* [DOCUMENT SECTION]
Today, I want to look at the history of religion from a Hegelian perspective (ok, actually a Fichtean perspective, but I didn’t realize that until this moment). What I mean is using the triad of “thesis, antithesis, and synthesis.” First comes one idea, then an idea in opposition, and then, over time a synthesis that takes from both to create a new (and ideally improved) idea.
I’d argue that early religion was land-based, intricately intertwined with one’s place of being—with the environment, plants, animals (and the educational stories that stemmed from these). These religious systems offered a spiritual philosophy to understand that specific place and a code of conduct to survive in it (including with the other people—both in their groups and not part of them). That worked well until populations grew large enough and concentrated enough that religions could be spread beyond a specific geography. Christianity and Islam spread out across the Middle East, Africa, and Eurasia (driven by missionaries who traveled city to city to spread those ways). Buddhism spread from India (where, interestingly, it minimally took root) colonizing Sri Lanka, China, Southeast Asia, and Japan.

* [SOURCE EXCERPT]
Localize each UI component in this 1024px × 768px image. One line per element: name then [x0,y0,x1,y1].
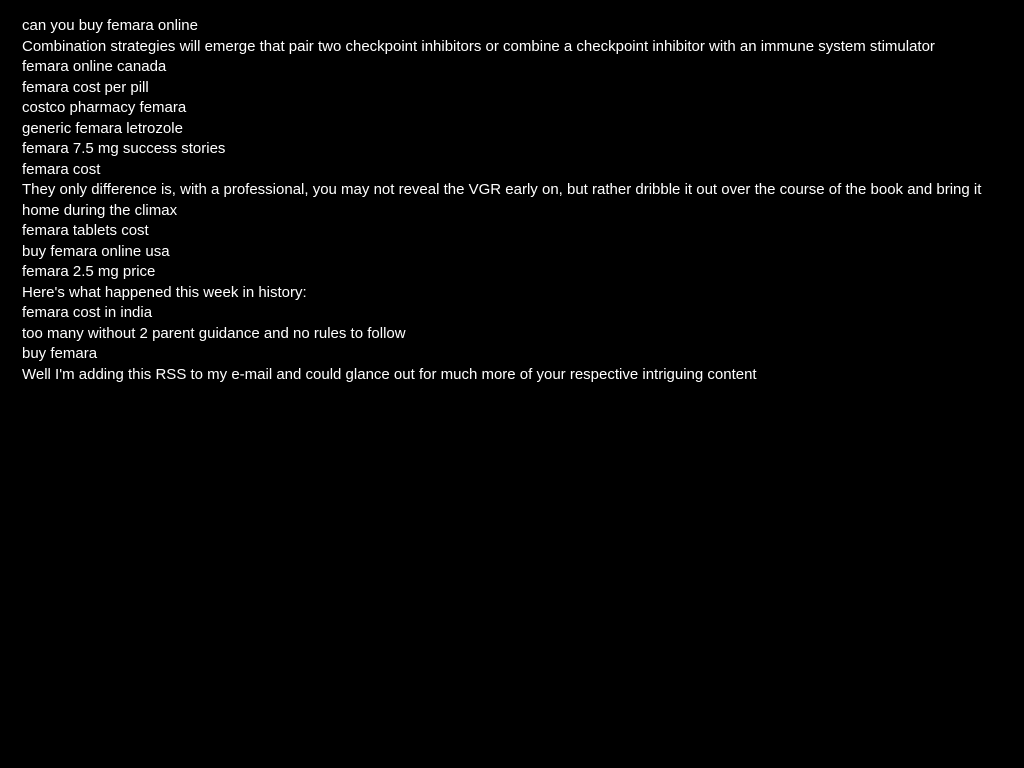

* [DESCRIPTION OF THE TASK]
From the passage on the history of religion, list every place it names as somewhere Buddhism spread to, leaving out the place it spread from.

* [PROBLEM SOLUTION]
Sri Lanka, China, Southeast Asia, Japan